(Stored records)
· · · · · · ·

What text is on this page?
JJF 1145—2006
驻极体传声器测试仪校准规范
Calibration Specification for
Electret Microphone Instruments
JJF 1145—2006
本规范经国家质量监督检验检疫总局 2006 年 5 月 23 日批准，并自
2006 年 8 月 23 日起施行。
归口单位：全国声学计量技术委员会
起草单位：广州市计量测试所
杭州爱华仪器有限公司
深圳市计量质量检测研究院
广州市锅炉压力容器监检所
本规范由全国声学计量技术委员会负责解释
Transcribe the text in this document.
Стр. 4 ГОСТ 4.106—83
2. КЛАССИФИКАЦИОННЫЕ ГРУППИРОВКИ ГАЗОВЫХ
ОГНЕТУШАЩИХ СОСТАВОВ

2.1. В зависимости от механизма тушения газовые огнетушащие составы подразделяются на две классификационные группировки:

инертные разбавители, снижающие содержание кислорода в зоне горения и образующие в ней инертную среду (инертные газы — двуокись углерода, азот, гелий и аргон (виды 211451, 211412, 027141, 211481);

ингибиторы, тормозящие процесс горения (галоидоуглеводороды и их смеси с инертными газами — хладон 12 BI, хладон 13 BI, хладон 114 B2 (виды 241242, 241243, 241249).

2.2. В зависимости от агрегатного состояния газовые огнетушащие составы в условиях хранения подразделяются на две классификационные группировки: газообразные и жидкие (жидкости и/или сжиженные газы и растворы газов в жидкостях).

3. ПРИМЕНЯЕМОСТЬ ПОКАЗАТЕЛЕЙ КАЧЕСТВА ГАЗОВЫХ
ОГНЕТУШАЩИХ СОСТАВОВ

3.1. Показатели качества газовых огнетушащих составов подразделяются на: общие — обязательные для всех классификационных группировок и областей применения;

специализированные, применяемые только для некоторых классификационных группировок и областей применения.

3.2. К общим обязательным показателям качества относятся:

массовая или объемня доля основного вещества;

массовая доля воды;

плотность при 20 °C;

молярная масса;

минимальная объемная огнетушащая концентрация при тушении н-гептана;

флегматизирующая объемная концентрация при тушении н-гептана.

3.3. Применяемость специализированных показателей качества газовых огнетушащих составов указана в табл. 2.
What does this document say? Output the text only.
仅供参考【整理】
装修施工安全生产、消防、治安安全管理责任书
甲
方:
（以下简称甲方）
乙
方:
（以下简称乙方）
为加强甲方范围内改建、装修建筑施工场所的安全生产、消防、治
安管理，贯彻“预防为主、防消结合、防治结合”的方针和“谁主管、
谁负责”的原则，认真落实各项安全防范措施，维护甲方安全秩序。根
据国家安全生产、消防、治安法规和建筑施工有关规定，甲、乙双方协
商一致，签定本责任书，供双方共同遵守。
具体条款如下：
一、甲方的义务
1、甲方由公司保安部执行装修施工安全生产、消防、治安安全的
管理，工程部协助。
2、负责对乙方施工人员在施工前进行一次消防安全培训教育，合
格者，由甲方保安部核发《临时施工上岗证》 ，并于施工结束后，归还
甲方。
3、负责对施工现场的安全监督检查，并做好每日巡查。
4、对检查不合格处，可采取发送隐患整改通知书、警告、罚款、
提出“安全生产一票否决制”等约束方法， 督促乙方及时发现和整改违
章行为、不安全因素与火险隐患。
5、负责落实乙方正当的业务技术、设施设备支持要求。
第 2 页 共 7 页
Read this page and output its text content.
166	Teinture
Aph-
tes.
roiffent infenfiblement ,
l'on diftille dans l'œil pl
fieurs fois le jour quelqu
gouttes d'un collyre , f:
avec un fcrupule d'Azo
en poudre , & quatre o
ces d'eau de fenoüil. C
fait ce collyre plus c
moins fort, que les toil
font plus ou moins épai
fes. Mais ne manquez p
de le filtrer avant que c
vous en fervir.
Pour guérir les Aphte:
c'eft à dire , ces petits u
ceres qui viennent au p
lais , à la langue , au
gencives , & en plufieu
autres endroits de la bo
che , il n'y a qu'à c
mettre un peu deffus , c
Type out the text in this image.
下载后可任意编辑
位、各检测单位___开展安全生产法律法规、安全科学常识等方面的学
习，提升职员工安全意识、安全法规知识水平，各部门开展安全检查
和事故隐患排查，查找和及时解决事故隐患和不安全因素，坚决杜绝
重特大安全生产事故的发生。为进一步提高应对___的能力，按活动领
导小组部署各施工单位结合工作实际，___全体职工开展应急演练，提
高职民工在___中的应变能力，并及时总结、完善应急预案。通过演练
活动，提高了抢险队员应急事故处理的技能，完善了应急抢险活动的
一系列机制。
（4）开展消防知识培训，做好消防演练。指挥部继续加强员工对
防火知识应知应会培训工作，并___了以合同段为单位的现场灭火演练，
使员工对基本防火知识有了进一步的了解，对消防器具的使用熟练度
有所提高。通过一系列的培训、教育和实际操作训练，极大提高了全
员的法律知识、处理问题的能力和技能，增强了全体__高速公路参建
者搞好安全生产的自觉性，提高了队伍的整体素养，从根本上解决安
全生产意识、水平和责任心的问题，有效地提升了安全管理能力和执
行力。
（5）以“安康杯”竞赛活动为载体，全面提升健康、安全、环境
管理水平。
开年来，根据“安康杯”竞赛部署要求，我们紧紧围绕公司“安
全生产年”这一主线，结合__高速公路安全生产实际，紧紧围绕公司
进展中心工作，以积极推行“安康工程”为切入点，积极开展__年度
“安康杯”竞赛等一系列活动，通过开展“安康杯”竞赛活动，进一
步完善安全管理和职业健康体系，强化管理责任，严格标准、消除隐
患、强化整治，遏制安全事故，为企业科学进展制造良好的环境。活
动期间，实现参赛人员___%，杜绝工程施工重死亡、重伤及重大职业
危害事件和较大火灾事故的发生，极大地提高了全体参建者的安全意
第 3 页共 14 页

· · · · · · ·

#### AIM
Without leaving anything out, give the entries again exactly.

#### EXPECTED OUTPUT
What text is on this page?
JJF 1145—2006
驻极体传声器测试仪校准规范
Calibration Specification for
Electret Microphone Instruments
JJF 1145—2006
本规范经国家质量监督检验检疫总局 2006 年 5 月 23 日批准，并自
2006 年 8 月 23 日起施行。
归口单位：全国声学计量技术委员会
起草单位：广州市计量测试所
杭州爱华仪器有限公司
深圳市计量质量检测研究院
广州市锅炉压力容器监检所
本规范由全国声学计量技术委员会负责解释
Transcribe the text in this document.
Стр. 4 ГОСТ 4.106—83
2. КЛАССИФИКАЦИОННЫЕ ГРУППИРОВКИ ГАЗОВЫХ
ОГНЕТУШАЩИХ СОСТАВОВ

2.1. В зависимости от механизма тушения газовые огнетушащие составы подразделяются на две классификационные группировки:

инертные разбавители, снижающие содержание кислорода в зоне горения и образующие в ней инертную среду (инертные газы — двуокись углерода, азот, гелий и аргон (виды 211451, 211412, 027141, 211481);

ингибиторы, тормозящие процесс горения (галоидоуглеводороды и их смеси с инертными газами — хладон 12 BI, хладон 13 BI, хладон 114 B2 (виды 241242, 241243, 241249).

2.2. В зависимости от агрегатного состояния газовые огнетушащие составы в условиях хранения подразделяются на две классификационные группировки: газообразные и жидкие (жидкости и/или сжиженные газы и растворы газов в жидкостях).

3. ПРИМЕНЯЕМОСТЬ ПОКАЗАТЕЛЕЙ КАЧЕСТВА ГАЗОВЫХ
ОГНЕТУШАЩИХ СОСТАВОВ

3.1. Показатели качества газовых огнетушащих составов подразделяются на: общие — обязательные для всех классификационных группировок и областей применения;

специализированные, применяемые только для некоторых классификационных группировок и областей применения.

3.2. К общим обязательным показателям качества относятся:

массовая или объемня доля основного вещества;

массовая доля воды;

плотность при 20 °C;

молярная масса;

минимальная объемная огнетушащая концентрация при тушении н-гептана;

флегматизирующая объемная концентрация при тушении н-гептана.

3.3. Применяемость специализированных показателей качества газовых огнетушащих составов указана в табл. 2.
What does this document say? Output the text only.
仅供参考【整理】
装修施工安全生产、消防、治安安全管理责任书
甲
方:
（以下简称甲方）
乙
方:
（以下简称乙方）
为加强甲方范围内改建、装修建筑施工场所的安全生产、消防、治
安管理，贯彻“预防为主、防消结合、防治结合”的方针和“谁主管、
谁负责”的原则，认真落实各项安全防范措施，维护甲方安全秩序。根
据国家安全生产、消防、治安法规和建筑施工有关规定，甲、乙双方协
商一致，签定本责任书，供双方共同遵守。
具体条款如下：
一、甲方的义务
1、甲方由公司保安部执行装修施工安全生产、消防、治安安全的
管理，工程部协助。
2、负责对乙方施工人员在施工前进行一次消防安全培训教育，合
格者，由甲方保安部核发《临时施工上岗证》 ，并于施工结束后，归还
甲方。
3、负责对施工现场的安全监督检查，并做好每日巡查。
4、对检查不合格处，可采取发送隐患整改通知书、警告、罚款、
提出“安全生产一票否决制”等约束方法， 督促乙方及时发现和整改违
章行为、不安全因素与火险隐患。
5、负责落实乙方正当的业务技术、设施设备支持要求。
第 2 页 共 7 页
Read this page and output its text content.
166	Teinture
Aph-
tes.
roiffent infenfiblement ,
l'on diftille dans l'œil pl
fieurs fois le jour quelqu
gouttes d'un collyre , f:
avec un fcrupule d'Azo
en poudre , & quatre o
ces d'eau de fenoüil. C
fait ce collyre plus c
moins fort, que les toil
font plus ou moins épai
fes. Mais ne manquez p
de le filtrer avant que c
vous en fervir.
Pour guérir les Aphte:
c'eft à dire , ces petits u
ceres qui viennent au p
lais , à la langue , au
gencives , & en plufieu
autres endroits de la bo
che , il n'y a qu'à c
mettre un peu deffus , c
Type out the text in this image.
下载后可任意编辑
位、各检测单位___开展安全生产法律法规、安全科学常识等方面的学
习，提升职员工安全意识、安全法规知识水平，各部门开展安全检查
和事故隐患排查，查找和及时解决事故隐患和不安全因素，坚决杜绝
重特大安全生产事故的发生。为进一步提高应对___的能力，按活动领
导小组部署各施工单位结合工作实际，___全体职工开展应急演练，提
高职民工在___中的应变能力，并及时总结、完善应急预案。通过演练
活动，提高了抢险队员应急事故处理的技能，完善了应急抢险活动的
一系列机制。
（4）开展消防知识培训，做好消防演练。指挥部继续加强员工对
防火知识应知应会培训工作，并___了以合同段为单位的现场灭火演练，
使员工对基本防火知识有了进一步的了解，对消防器具的使用熟练度
有所提高。通过一系列的培训、教育和实际操作训练，极大提高了全
员的法律知识、处理问题的能力和技能，增强了全体__高速公路参建
者搞好安全生产的自觉性，提高了队伍的整体素养，从根本上解决安
全生产意识、水平和责任心的问题，有效地提升了安全管理能力和执
行力。
（5）以“安康杯”竞赛活动为载体，全面提升健康、安全、环境
管理水平。
开年来，根据“安康杯”竞赛部署要求，我们紧紧围绕公司“安
全生产年”这一主线，结合__高速公路安全生产实际，紧紧围绕公司
进展中心工作，以积极推行“安康工程”为切入点，积极开展__年度
“安康杯”竞赛等一系列活动，通过开展“安康杯”竞赛活动，进一
步完善安全管理和职业健康体系，强化管理责任，严格标准、消除隐
患、强化整治，遏制安全事故，为企业科学进展制造良好的环境。活
动期间，实现参赛人员___%，杜绝工程施工重死亡、重伤及重大职业
危害事件和较大火灾事故的发生，极大地提高了全体参建者的安全意
第 3 页共 14 页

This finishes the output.